--- Work instructions ---
Below are records; work out how many of their lines contain "Adhäsionen" and give only that number.

--- Recorded information ---
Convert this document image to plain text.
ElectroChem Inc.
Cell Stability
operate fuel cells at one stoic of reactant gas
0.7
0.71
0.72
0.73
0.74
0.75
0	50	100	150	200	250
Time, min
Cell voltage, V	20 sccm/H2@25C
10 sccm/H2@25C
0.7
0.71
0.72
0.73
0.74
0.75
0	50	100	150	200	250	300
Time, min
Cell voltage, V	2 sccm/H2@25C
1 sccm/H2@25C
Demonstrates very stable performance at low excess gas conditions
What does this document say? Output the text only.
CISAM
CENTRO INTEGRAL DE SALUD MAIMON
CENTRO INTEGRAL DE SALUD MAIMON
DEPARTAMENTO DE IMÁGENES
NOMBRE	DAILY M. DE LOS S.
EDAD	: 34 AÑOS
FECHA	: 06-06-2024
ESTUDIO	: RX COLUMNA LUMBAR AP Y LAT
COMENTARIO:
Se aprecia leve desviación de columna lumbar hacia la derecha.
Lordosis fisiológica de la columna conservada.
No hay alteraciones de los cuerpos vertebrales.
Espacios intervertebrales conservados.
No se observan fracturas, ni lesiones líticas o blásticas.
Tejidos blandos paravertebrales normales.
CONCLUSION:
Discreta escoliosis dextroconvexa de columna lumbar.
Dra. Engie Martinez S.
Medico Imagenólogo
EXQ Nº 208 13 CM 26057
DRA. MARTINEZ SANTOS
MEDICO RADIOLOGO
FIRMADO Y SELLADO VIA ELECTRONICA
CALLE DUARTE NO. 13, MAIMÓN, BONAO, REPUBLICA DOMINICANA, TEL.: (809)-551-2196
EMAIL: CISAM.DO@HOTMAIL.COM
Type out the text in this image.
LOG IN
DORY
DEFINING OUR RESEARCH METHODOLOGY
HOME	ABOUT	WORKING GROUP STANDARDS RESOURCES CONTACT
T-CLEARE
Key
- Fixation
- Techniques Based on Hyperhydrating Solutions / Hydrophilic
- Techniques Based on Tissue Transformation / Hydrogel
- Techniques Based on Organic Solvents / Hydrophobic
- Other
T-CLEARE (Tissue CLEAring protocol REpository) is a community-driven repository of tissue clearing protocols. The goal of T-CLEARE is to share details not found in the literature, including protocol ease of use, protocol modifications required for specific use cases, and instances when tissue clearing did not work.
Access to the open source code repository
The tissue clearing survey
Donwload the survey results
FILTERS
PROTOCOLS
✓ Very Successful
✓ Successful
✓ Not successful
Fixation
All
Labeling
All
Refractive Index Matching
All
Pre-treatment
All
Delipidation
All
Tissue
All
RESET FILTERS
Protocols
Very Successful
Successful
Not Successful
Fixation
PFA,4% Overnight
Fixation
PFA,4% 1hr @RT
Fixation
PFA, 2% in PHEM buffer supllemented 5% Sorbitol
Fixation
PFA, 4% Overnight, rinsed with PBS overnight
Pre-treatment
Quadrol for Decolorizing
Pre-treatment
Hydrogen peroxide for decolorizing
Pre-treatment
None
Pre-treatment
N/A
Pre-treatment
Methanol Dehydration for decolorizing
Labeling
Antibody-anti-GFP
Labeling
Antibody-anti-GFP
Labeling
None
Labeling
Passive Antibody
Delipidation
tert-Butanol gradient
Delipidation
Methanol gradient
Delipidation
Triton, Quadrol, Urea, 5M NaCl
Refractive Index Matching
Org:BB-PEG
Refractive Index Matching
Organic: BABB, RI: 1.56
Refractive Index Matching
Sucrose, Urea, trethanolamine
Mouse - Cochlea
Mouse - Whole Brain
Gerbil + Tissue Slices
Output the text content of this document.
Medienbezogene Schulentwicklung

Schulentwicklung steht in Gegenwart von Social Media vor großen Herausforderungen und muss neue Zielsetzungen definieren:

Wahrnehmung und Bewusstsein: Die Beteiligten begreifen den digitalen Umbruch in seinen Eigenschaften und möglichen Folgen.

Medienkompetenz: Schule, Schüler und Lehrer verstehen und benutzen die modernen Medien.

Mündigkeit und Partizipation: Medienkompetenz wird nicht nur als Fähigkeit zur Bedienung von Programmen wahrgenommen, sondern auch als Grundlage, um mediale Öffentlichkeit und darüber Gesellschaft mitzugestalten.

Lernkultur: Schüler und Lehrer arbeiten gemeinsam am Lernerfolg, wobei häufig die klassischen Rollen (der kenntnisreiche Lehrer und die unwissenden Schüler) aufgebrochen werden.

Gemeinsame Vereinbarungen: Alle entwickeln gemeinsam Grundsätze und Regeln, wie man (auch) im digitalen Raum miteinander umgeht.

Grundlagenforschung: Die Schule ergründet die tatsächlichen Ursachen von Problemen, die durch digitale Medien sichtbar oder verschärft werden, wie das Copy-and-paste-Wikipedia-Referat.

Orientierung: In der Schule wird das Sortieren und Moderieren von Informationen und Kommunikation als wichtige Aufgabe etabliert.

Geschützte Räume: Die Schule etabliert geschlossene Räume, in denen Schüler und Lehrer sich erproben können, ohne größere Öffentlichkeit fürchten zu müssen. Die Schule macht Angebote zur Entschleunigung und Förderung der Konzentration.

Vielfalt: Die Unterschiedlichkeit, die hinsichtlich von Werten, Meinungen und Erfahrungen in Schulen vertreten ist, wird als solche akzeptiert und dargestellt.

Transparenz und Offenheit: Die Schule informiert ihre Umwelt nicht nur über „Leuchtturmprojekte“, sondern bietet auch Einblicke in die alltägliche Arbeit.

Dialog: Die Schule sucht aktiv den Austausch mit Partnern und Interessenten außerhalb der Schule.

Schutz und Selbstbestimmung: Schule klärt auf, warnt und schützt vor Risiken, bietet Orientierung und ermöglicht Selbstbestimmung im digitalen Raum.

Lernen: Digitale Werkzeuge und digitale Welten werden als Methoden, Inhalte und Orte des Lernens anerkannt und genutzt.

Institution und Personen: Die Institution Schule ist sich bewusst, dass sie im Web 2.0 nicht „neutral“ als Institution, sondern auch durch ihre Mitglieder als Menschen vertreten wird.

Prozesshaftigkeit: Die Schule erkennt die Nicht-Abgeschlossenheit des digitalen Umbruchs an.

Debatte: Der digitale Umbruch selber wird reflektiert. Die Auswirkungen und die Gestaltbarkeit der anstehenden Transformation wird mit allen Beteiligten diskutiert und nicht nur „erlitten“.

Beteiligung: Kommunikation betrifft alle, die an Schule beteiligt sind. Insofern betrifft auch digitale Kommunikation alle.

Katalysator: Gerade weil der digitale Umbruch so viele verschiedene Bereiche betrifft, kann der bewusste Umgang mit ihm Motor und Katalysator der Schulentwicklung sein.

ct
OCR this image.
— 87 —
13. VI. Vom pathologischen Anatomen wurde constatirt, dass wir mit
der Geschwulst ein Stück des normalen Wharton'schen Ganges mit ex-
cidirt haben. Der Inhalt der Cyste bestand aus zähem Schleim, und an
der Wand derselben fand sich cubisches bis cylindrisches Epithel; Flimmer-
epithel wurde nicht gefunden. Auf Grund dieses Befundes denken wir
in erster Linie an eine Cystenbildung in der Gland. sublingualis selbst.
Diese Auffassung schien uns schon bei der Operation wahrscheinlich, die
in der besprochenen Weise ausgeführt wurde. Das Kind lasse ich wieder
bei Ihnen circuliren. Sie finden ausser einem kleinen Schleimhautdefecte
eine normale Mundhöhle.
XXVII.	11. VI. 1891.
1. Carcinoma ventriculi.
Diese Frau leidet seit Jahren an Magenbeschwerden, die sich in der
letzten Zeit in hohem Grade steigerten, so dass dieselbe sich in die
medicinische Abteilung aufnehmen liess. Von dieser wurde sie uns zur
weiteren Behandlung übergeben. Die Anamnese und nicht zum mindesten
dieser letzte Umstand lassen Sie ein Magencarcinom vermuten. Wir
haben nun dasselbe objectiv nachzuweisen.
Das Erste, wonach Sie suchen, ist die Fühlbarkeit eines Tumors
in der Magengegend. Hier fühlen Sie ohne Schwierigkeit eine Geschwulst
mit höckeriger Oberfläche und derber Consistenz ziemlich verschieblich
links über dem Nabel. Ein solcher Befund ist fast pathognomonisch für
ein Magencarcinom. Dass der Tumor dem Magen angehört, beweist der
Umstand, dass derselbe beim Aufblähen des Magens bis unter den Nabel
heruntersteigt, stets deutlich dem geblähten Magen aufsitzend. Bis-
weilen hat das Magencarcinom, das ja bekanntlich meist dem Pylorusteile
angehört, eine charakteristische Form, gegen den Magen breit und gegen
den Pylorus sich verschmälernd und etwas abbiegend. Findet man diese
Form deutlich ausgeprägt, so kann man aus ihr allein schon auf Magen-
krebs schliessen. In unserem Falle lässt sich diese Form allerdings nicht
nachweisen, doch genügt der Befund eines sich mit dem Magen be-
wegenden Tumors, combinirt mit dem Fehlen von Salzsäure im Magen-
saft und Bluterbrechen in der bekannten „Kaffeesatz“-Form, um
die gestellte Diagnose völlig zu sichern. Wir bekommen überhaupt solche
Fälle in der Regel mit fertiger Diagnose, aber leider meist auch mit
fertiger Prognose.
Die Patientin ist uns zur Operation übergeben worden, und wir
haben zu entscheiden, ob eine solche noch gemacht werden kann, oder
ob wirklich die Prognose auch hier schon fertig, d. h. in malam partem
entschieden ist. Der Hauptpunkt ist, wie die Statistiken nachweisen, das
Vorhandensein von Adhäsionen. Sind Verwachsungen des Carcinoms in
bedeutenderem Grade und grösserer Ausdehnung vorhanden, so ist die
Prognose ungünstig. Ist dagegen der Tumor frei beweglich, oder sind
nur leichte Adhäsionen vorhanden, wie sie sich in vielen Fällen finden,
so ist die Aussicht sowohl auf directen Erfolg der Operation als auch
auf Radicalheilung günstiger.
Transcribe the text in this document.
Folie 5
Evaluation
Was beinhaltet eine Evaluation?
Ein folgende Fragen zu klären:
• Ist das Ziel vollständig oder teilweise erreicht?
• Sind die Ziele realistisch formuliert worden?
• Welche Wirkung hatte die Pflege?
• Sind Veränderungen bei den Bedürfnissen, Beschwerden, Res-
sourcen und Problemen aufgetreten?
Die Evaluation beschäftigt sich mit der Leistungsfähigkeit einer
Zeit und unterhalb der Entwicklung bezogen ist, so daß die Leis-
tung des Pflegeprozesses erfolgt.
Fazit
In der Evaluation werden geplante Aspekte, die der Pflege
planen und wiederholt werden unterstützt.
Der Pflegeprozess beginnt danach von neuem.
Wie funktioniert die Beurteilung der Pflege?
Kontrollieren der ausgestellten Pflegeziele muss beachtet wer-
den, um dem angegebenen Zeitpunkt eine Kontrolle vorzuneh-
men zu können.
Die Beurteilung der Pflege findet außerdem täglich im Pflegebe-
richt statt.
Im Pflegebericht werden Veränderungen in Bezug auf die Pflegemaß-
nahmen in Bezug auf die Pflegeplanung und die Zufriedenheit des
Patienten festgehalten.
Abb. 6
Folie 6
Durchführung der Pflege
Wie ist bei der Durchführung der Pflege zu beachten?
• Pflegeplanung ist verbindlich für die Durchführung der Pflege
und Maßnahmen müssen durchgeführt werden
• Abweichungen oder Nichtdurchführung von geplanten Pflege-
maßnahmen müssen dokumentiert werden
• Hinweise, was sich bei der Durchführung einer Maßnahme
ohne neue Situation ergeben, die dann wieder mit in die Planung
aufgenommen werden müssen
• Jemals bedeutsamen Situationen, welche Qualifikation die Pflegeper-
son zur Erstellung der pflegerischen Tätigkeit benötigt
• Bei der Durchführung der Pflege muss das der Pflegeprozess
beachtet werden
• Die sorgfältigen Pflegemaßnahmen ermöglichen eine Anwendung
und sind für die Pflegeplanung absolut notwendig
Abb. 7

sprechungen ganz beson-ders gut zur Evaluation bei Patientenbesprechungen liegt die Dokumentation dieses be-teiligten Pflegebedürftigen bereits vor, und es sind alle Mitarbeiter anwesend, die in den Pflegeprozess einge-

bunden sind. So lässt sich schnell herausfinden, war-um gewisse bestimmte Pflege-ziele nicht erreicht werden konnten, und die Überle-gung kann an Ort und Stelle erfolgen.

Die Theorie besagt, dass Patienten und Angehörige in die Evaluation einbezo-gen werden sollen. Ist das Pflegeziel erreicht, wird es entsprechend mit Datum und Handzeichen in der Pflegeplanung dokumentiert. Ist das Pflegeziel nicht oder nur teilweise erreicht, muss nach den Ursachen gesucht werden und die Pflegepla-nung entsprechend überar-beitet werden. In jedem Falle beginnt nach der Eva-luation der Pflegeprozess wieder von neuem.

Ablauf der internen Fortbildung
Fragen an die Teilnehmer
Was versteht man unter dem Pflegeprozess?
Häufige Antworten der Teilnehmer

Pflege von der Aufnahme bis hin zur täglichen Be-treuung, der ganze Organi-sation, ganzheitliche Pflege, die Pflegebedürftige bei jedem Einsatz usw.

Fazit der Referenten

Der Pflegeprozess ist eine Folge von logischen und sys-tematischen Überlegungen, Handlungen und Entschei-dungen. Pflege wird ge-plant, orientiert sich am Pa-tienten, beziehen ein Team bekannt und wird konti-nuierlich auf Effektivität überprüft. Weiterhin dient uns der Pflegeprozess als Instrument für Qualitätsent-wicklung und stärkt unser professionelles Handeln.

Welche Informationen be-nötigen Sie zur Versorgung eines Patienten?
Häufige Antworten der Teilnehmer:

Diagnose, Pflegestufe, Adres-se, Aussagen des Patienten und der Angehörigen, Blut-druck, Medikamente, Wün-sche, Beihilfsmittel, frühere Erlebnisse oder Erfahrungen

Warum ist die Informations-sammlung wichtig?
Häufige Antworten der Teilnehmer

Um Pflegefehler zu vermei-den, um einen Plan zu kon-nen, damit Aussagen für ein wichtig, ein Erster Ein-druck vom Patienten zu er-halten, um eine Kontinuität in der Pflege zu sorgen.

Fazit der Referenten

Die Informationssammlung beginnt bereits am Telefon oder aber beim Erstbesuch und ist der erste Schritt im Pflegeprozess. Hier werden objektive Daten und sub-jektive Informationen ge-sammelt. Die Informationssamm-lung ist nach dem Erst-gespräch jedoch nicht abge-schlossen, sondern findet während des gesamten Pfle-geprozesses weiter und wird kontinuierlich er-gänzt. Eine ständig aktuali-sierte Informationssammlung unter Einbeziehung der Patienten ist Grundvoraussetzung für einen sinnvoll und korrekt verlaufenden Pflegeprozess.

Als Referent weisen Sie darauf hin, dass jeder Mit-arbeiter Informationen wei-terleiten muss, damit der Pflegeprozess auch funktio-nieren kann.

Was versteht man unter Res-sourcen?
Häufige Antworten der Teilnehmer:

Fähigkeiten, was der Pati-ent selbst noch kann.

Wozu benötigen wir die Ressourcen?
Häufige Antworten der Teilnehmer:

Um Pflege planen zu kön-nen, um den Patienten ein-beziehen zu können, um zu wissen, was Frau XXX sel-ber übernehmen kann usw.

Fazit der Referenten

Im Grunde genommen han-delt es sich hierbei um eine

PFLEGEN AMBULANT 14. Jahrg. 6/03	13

--- Result for this task ---
2